- **Aim**
Give the listing below again in full, exactly as written.

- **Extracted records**
======
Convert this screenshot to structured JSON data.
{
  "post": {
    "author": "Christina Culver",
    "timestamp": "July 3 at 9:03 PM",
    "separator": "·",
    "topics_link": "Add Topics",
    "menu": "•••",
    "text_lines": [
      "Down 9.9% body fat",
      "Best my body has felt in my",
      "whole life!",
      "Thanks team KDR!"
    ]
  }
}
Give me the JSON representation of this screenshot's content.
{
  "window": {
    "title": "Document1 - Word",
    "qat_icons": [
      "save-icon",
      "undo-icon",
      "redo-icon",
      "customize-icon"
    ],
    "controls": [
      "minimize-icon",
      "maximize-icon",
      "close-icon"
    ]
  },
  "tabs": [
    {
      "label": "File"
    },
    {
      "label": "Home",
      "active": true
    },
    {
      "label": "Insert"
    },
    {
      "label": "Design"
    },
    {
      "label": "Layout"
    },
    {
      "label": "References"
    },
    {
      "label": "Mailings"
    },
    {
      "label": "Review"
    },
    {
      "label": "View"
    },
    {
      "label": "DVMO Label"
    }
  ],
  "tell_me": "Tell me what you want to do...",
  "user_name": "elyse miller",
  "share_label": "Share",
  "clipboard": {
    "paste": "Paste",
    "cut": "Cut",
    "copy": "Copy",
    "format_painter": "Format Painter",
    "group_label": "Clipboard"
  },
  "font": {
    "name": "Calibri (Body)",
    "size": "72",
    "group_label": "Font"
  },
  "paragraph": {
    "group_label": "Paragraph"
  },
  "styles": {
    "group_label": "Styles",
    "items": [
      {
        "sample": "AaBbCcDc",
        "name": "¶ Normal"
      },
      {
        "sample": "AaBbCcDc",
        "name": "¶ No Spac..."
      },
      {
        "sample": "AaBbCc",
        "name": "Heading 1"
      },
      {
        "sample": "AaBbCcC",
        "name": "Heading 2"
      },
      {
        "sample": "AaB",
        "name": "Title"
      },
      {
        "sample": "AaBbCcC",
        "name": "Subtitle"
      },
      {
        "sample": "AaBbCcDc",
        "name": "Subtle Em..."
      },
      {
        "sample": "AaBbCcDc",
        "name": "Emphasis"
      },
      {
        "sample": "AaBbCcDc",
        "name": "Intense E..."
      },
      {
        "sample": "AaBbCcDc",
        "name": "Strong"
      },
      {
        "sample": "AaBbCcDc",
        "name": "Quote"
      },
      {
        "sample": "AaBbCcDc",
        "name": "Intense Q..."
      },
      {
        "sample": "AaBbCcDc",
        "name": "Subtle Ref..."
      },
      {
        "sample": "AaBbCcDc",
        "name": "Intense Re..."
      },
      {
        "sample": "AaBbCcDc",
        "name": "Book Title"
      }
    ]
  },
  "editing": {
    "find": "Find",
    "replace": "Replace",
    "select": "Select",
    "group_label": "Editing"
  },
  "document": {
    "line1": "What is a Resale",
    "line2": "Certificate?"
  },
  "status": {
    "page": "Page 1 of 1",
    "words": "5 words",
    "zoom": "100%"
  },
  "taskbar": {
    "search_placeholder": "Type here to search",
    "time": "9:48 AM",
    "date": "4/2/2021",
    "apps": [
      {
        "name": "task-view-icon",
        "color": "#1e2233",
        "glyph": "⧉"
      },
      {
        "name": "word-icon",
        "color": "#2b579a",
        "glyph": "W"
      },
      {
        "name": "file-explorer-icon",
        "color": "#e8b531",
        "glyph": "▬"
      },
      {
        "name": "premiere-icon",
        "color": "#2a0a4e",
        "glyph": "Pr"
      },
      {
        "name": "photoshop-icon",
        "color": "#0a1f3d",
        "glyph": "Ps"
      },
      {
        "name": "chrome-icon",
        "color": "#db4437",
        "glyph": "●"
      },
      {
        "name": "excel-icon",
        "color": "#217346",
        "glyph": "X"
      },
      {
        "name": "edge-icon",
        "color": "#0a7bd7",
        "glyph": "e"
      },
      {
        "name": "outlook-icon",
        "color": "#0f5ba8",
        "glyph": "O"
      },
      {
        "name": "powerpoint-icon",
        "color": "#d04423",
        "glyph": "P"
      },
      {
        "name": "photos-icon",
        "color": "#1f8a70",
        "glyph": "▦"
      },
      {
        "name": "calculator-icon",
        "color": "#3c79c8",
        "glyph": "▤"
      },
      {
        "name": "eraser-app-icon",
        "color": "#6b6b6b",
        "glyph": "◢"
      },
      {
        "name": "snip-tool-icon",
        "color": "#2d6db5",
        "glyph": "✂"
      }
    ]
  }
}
======
- **Task answer**
Convert this screenshot to structured JSON data.
{
  "post": {
    "author": "Christina Culver",
    "timestamp": "July 3 at 9:03 PM",
    "separator": "·",
    "topics_link": "Add Topics",
    "menu": "•••",
    "text_lines": [
      "Down 9.9% body fat",
      "Best my body has felt in my",
      "whole life!",
      "Thanks team KDR!"
    ]
  }
}
Give me the JSON representation of this screenshot's content.
{
  "window": {
    "title": "Document1 - Word",
    "qat_icons": [
      "save-icon",
      "undo-icon",
      "redo-icon",
      "customize-icon"
    ],
    "controls": [
      "minimize-icon",
      "maximize-icon",
      "close-icon"
    ]
  },
  "tabs": [
    {
      "label": "File"
    },
    {
      "label": "Home",
      "active": true
    },
    {
      "label": "Insert"
    },
    {
      "label": "Design"
    },
    {
      "label": "Layout"
    },
    {
      "label": "References"
    },
    {
      "label": "Mailings"
    },
    {
      "label": "Review"
    },
    {
      "label": "View"
    },
    {
      "label": "DVMO Label"
    }
  ],
  "tell_me": "Tell me what you want to do...",
  "user_name": "elyse miller",
  "share_label": "Share",
  "clipboard": {
    "paste": "Paste",
    "cut": "Cut",
    "copy": "Copy",
    "format_painter": "Format Painter",
    "group_label": "Clipboard"
  },
  "font": {
    "name": "Calibri (Body)",
    "size": "72",
    "group_label": "Font"
  },
  "paragraph": {
    "group_label": "Paragraph"
  },
  "styles": {
    "group_label": "Styles",
    "items": [
      {
        "sample": "AaBbCcDc",
        "name": "¶ Normal"
      },
      {
        "sample": "AaBbCcDc",
        "name": "¶ No Spac..."
      },
      {
        "sample": "AaBbCc",
        "name": "Heading 1"
      },
      {
        "sample": "AaBbCcC",
        "name": "Heading 2"
      },
      {
        "sample": "AaB",
        "name": "Title"
      },
      {
        "sample": "AaBbCcC",
        "name": "Subtitle"
      },
      {
        "sample": "AaBbCcDc",
        "name": "Subtle Em..."
      },
      {
        "sample": "AaBbCcDc",
        "name": "Emphasis"
      },
      {
        "sample": "AaBbCcDc",
        "name": "Intense E..."
      },
      {
        "sample": "AaBbCcDc",
        "name": "Strong"
      },
      {
        "sample": "AaBbCcDc",
        "name": "Quote"
      },
      {
        "sample": "AaBbCcDc",
        "name": "Intense Q..."
      },
      {
        "sample": "AaBbCcDc",
        "name": "Subtle Ref..."
      },
      {
        "sample": "AaBbCcDc",
        "name": "Intense Re..."
      },
      {
        "sample": "AaBbCcDc",
        "name": "Book Title"
      }
    ]
  },
  "editing": {
    "find": "Find",
    "replace": "Replace",
    "select": "Select",
    "group_label": "Editing"
  },
  "document": {
    "line1": "What is a Resale",
    "line2": "Certificate?"
  },
  "status": {
    "page": "Page 1 of 1",
    "words": "5 words",
    "zoom": "100%"
  },
  "taskbar": {
    "search_placeholder": "Type here to search",
    "time": "9:48 AM",
    "date": "4/2/2021",
    "apps": [
      {
        "name": "task-view-icon",
        "color": "#1e2233",
        "glyph": "⧉"
      },
      {
        "name": "word-icon",
        "color": "#2b579a",
        "glyph": "W"
      },
      {
        "name": "file-explorer-icon",
        "color": "#e8b531",
        "glyph": "▬"
      },
      {
        "name": "premiere-icon",
        "color": "#2a0a4e",
        "glyph": "Pr"
      },
      {
        "name": "photoshop-icon",
        "color": "#0a1f3d",
        "glyph": "Ps"
      },
      {
        "name": "chrome-icon",
        "color": "#db4437",
        "glyph": "●"
      },
      {
        "name": "excel-icon",
        "color": "#217346",
        "glyph": "X"
      },
      {
        "name": "edge-icon",
        "color": "#0a7bd7",
        "glyph": "e"
      },
      {
        "name": "outlook-icon",
        "color": "#0f5ba8",
        "glyph": "O"
      },
      {
        "name": "powerpoint-icon",
        "color": "#d04423",
        "glyph": "P"
      },
      {
        "name": "photos-icon",
        "color": "#1f8a70",
        "glyph": "▦"
      },
      {
        "name": "calculator-icon",
        "color": "#3c79c8",
        "glyph": "▤"
      },
      {
        "name": "eraser-app-icon",
        "color": "#6b6b6b",
        "glyph": "◢"
      },
      {
        "name": "snip-tool-icon",
        "color": "#2d6db5",
        "glyph": "✂"
      }
    ]
  }
}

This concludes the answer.